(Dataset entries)

------------------------------------------------------------------------

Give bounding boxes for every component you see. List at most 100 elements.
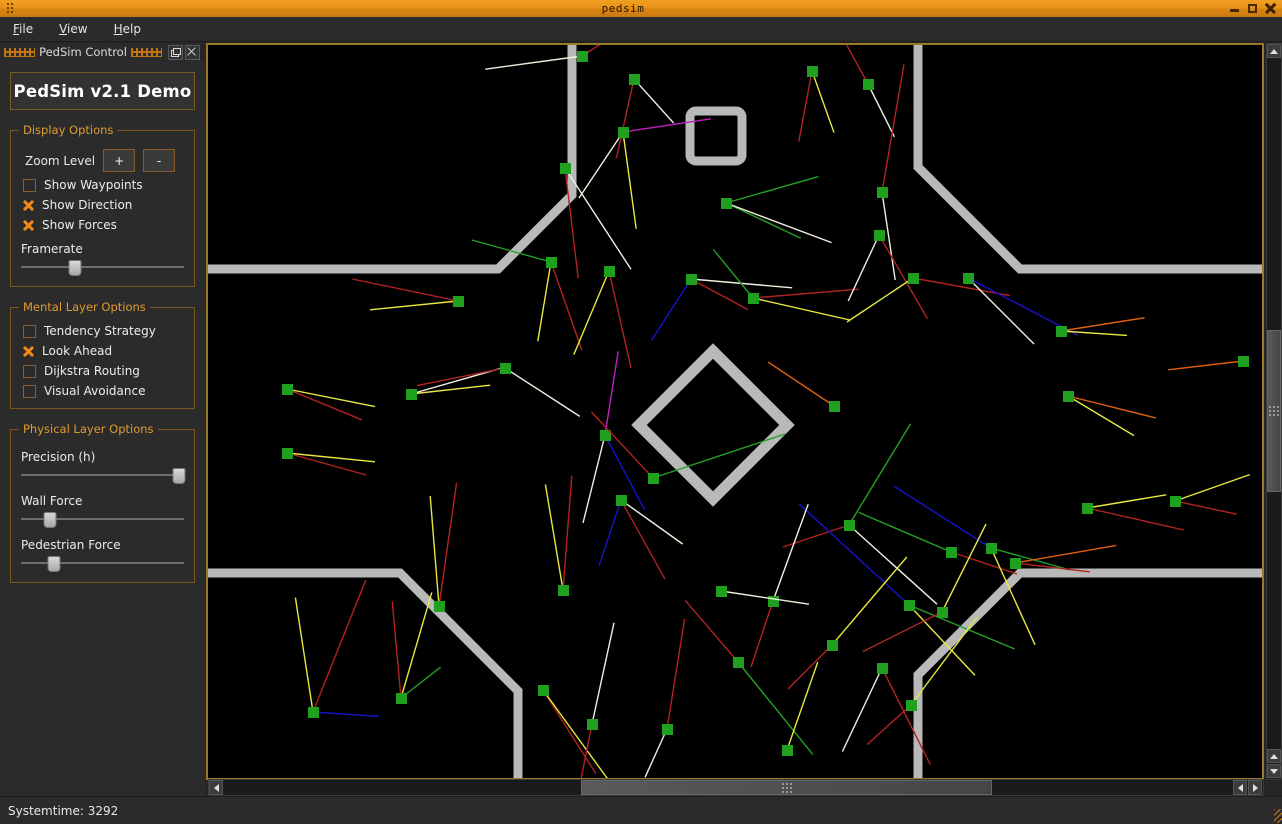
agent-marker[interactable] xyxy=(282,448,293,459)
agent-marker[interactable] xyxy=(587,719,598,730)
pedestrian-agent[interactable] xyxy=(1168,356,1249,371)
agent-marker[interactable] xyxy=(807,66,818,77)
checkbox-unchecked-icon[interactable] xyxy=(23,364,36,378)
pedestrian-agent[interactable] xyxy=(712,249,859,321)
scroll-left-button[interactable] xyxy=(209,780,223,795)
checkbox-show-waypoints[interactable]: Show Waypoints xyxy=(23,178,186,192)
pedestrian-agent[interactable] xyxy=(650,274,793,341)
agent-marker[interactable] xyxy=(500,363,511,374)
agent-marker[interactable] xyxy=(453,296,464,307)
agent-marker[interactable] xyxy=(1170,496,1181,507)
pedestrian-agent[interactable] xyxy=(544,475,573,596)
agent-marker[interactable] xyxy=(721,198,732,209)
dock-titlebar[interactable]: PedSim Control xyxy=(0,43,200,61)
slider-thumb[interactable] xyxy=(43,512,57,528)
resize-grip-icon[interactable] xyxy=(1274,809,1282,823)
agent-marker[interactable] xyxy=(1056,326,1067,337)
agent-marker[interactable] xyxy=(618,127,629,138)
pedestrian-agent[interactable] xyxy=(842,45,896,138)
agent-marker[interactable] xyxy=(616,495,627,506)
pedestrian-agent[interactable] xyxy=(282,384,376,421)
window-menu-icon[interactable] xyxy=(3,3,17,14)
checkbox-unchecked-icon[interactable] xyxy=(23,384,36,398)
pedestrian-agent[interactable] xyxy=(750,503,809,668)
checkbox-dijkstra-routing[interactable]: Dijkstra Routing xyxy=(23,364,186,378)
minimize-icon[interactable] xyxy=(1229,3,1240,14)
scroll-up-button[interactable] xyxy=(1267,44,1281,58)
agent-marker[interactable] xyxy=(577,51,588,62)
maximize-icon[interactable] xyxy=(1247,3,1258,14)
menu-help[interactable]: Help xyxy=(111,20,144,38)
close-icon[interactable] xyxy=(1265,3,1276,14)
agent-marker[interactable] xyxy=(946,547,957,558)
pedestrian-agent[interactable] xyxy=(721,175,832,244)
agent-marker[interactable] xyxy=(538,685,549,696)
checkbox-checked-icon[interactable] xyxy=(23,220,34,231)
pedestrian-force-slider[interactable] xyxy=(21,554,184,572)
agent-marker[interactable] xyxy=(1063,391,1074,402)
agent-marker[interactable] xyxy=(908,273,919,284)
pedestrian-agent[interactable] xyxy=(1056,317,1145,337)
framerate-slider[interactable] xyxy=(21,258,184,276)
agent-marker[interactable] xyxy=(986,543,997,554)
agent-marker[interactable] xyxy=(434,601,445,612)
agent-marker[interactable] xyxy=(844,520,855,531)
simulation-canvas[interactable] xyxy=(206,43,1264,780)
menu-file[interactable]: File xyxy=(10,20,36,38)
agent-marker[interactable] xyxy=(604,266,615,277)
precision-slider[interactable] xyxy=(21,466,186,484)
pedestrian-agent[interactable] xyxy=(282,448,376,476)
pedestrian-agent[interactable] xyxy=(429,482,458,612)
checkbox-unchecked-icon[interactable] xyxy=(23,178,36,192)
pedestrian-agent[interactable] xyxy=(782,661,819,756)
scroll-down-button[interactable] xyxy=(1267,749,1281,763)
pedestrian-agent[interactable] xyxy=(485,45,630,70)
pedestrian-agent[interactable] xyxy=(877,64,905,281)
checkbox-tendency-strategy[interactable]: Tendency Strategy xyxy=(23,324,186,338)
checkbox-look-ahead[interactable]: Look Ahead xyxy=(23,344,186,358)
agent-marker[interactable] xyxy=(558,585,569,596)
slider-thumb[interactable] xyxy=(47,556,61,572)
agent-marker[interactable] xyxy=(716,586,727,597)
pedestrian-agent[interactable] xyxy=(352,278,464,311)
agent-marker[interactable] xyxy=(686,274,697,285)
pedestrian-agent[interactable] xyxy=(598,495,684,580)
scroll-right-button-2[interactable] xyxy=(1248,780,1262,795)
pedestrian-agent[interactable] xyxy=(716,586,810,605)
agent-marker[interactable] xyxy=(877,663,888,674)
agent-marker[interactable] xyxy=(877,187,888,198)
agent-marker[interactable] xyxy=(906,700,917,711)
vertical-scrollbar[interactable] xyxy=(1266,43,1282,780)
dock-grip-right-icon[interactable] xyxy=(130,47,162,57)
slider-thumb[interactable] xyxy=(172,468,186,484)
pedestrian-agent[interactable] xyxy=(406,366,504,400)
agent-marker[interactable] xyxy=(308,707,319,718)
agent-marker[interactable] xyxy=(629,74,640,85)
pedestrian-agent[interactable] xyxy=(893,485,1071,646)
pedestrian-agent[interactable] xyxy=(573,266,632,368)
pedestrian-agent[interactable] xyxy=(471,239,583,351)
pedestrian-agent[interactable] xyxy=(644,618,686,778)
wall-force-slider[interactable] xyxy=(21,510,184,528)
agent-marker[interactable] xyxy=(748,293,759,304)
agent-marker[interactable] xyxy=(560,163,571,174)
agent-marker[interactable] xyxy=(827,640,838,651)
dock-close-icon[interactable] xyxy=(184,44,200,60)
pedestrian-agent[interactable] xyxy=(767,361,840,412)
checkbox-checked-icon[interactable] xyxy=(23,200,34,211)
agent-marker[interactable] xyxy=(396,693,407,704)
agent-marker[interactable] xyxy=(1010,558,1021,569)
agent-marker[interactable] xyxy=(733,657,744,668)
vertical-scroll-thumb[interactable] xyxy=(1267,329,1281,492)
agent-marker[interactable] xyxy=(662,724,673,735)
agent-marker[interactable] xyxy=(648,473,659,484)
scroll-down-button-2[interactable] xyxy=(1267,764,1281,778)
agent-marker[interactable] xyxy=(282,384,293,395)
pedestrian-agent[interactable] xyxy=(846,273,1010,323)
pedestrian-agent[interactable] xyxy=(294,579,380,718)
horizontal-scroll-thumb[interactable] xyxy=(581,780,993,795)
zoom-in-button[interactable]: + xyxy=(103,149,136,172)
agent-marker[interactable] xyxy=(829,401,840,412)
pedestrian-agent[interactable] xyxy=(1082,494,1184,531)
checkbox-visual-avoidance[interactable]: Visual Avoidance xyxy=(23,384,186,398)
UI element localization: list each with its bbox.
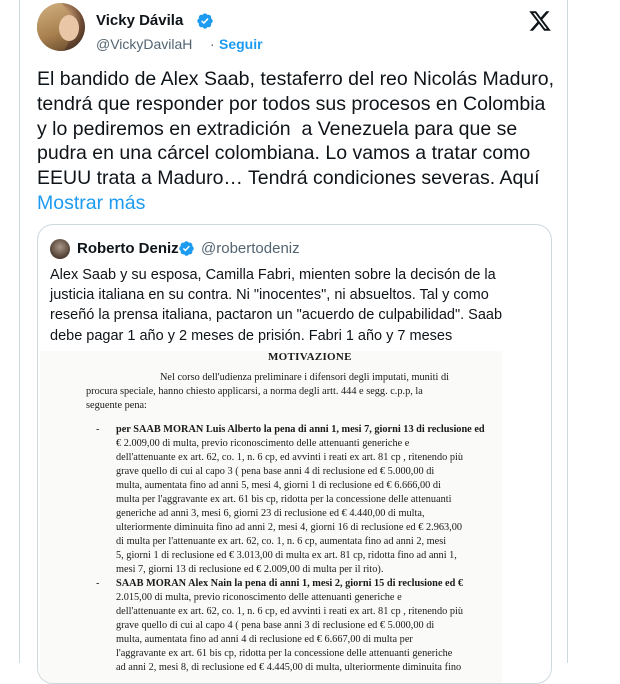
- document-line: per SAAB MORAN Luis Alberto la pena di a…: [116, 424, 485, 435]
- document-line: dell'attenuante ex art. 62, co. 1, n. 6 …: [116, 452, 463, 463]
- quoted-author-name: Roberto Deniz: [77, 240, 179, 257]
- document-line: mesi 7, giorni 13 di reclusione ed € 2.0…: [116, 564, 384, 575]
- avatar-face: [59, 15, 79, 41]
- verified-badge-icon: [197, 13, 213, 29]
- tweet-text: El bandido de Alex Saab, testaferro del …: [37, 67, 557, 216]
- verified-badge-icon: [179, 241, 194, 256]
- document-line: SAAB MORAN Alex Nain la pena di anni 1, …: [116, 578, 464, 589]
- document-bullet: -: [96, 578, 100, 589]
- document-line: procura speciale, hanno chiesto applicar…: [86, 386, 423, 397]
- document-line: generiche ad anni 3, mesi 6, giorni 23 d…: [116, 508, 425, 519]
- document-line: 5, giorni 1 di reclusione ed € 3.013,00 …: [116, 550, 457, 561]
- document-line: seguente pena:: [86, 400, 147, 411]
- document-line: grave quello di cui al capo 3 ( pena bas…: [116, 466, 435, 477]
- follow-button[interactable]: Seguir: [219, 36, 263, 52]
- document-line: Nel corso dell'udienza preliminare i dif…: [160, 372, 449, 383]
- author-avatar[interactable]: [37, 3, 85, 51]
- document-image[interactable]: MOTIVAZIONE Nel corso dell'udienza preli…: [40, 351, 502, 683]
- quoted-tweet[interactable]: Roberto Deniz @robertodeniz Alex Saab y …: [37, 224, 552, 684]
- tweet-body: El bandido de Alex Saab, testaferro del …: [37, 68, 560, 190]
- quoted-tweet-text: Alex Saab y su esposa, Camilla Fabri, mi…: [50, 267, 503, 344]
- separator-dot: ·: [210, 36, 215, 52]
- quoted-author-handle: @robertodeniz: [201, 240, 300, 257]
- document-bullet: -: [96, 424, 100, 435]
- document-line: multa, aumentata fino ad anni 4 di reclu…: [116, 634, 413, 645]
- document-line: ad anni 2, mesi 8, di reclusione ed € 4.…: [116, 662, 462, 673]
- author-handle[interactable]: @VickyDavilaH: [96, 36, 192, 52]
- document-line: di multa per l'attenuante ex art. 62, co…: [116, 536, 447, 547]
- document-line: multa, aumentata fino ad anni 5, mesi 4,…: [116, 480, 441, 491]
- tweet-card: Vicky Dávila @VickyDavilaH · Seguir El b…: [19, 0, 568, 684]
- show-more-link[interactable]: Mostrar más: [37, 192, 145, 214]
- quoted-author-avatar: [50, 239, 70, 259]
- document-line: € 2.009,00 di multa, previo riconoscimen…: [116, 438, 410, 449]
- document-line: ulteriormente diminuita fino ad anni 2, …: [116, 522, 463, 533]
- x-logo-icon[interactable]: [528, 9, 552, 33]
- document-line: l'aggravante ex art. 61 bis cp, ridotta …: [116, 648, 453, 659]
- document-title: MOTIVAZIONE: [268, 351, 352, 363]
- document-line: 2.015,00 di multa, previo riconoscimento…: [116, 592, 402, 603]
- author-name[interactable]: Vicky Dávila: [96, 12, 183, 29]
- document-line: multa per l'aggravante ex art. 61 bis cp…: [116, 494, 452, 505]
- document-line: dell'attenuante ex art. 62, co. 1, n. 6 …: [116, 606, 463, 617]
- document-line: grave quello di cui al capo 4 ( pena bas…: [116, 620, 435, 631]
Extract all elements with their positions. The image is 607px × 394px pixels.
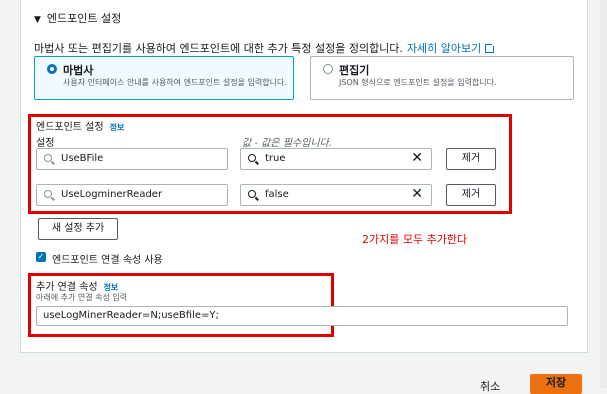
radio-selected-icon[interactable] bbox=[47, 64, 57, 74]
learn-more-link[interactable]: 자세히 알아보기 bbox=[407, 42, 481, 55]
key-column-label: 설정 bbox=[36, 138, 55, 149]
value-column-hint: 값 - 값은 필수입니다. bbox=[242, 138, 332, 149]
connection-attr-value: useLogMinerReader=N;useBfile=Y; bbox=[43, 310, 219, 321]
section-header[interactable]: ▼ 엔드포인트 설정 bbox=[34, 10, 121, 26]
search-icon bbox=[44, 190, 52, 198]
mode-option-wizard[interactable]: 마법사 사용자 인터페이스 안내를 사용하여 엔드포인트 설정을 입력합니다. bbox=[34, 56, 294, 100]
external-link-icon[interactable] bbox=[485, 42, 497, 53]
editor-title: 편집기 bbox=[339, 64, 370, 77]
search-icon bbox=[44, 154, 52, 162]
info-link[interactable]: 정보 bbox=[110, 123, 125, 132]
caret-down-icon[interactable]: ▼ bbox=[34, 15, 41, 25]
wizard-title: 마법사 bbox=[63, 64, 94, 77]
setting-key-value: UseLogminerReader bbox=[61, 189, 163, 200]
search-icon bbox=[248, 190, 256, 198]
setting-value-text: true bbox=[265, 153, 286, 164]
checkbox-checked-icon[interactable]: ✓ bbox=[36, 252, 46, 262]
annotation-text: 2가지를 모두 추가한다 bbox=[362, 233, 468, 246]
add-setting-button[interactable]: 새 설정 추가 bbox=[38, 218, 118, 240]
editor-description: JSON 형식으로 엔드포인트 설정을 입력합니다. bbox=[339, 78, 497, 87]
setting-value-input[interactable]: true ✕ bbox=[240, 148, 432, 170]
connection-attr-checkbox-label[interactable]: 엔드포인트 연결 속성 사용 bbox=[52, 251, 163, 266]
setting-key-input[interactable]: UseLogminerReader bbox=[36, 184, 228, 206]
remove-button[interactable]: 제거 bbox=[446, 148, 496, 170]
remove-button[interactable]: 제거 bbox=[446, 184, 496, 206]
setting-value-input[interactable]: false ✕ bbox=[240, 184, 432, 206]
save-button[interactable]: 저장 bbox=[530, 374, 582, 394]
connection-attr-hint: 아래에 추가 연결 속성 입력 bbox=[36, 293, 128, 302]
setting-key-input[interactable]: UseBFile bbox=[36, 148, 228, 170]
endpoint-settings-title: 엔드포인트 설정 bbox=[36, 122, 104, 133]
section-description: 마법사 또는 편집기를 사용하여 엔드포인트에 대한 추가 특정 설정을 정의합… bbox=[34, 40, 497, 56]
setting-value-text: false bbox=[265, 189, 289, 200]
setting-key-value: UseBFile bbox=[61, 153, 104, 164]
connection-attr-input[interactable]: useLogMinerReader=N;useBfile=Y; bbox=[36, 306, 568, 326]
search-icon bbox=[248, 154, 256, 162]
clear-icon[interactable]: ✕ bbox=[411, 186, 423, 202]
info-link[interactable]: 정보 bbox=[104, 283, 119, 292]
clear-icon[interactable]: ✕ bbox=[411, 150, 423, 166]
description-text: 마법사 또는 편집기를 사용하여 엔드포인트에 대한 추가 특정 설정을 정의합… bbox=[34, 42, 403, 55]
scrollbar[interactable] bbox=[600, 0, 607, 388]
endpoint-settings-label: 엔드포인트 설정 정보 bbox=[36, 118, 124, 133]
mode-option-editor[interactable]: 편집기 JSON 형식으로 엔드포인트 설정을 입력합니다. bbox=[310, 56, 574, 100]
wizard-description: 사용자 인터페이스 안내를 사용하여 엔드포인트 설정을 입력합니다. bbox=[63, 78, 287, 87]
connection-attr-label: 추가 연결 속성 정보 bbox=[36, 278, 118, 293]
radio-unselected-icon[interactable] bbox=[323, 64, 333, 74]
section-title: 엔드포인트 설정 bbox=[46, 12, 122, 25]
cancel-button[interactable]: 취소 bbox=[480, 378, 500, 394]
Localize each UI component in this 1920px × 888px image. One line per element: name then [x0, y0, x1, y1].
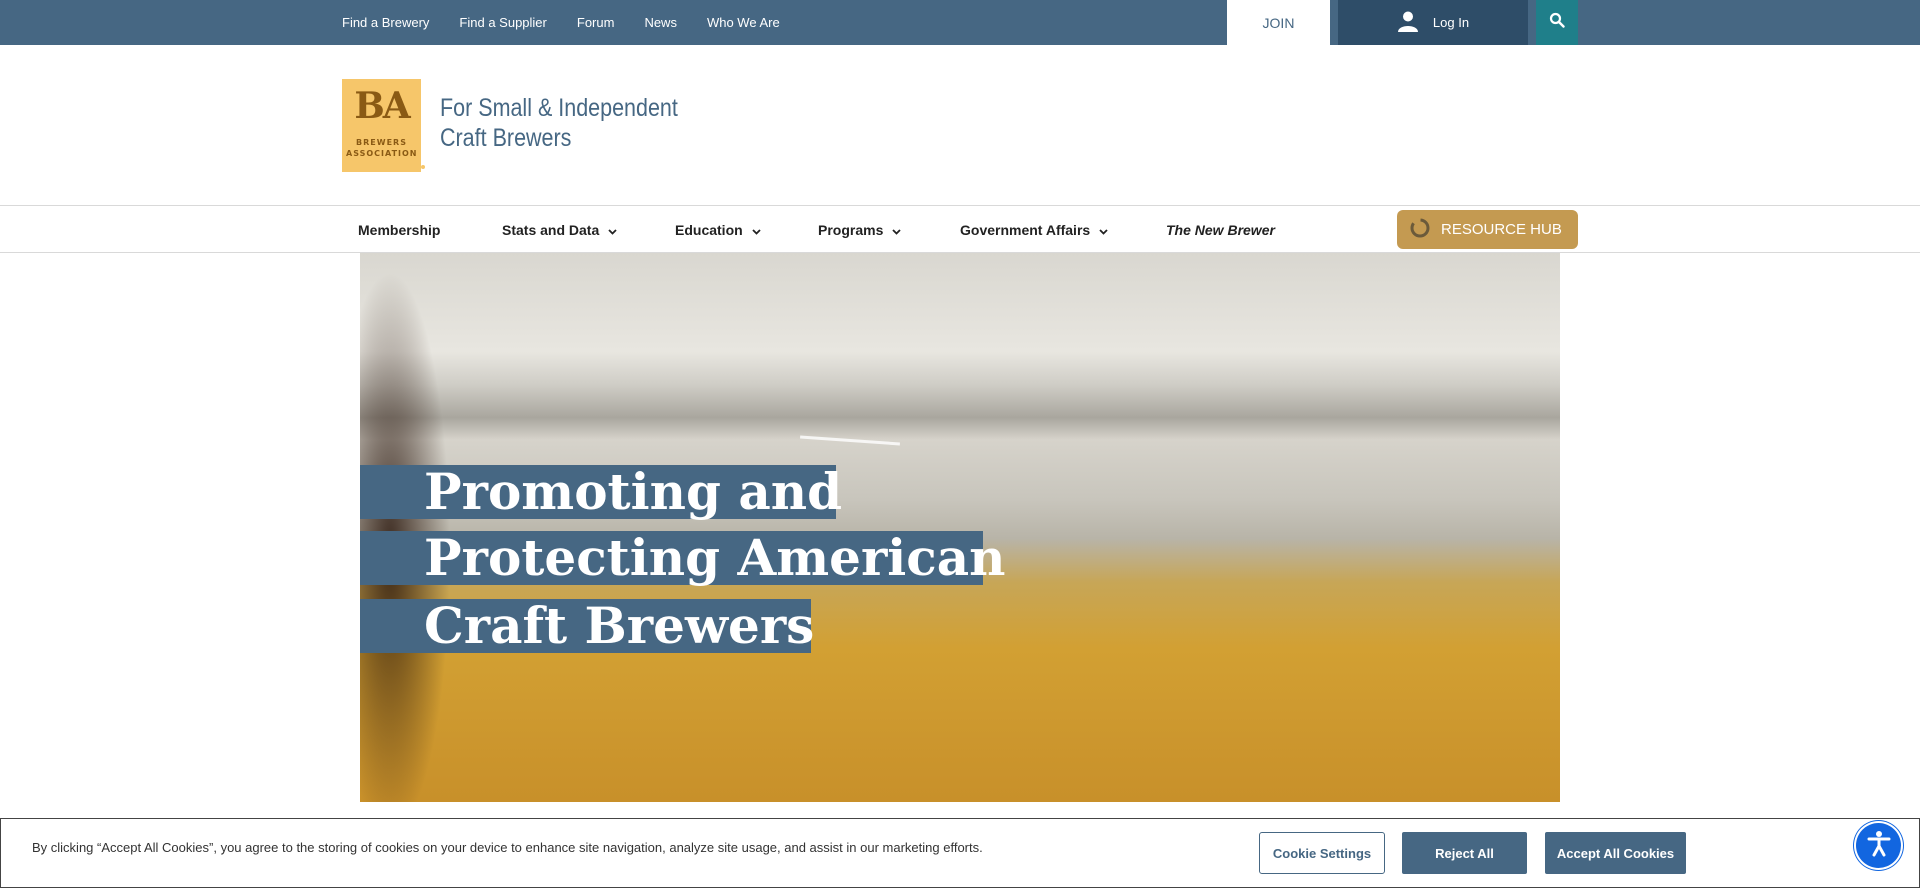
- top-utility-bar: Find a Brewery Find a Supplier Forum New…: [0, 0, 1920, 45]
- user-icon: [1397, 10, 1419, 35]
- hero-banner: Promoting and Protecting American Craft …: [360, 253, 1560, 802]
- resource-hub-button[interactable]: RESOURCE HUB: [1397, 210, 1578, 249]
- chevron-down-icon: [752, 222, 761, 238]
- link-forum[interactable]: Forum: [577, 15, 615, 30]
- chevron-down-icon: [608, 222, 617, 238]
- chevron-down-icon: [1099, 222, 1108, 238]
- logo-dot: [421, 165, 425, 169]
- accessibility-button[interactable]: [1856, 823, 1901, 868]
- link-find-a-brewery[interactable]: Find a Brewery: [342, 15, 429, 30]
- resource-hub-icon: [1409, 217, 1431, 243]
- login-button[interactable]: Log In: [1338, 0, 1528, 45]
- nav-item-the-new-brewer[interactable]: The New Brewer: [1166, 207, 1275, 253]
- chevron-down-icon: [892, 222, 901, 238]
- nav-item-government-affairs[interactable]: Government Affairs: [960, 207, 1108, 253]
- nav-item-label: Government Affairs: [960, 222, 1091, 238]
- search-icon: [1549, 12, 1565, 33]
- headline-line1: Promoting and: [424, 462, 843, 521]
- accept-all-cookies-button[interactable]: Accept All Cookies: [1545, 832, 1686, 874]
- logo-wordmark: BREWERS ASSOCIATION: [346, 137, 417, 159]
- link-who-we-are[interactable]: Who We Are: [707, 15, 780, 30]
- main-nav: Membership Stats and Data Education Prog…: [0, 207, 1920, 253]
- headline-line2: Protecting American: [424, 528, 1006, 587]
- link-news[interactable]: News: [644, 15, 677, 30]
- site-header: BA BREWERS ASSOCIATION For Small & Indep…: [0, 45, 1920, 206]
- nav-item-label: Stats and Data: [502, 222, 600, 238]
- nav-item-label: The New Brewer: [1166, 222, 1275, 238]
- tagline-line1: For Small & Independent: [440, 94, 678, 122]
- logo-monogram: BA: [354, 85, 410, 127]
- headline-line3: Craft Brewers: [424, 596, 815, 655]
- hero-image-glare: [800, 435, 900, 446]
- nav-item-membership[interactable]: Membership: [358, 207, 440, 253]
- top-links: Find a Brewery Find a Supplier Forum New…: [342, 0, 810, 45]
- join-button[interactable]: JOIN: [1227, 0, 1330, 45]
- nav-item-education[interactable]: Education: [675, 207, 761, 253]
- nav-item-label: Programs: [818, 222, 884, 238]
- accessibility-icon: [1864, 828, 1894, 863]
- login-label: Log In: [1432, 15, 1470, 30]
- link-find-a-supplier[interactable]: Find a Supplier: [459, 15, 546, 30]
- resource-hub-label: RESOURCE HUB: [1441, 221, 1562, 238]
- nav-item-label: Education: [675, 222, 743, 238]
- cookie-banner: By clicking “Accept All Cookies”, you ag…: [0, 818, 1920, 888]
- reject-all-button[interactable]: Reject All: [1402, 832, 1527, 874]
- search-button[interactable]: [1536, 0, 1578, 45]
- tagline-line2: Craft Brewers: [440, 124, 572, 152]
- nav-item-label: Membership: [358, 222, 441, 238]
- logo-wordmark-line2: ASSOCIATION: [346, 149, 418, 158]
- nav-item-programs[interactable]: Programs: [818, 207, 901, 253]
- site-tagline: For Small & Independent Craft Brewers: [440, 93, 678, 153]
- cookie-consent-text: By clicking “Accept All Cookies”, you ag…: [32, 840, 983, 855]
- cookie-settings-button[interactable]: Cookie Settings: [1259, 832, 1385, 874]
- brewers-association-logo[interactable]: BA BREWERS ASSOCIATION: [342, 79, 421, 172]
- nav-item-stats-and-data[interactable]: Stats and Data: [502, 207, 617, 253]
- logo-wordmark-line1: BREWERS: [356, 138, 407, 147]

------------------------------------------------------------------------

* **OBJECTIVE**
Please pull out every line of the material above that contains the string "Accept", matching its case exactly.

* **OUTPUT FOR THIS EXERCISE**
- accept-all-cookies-button[interactable]: Accept All Cookies: [1545, 832, 1686, 874]
- cookie-banner: By clicking “Accept All Cookies”, you ag…: [0, 818, 1920, 888]
- cookie-consent-text: By clicking “Accept All Cookies”, you ag…: [32, 840, 983, 855]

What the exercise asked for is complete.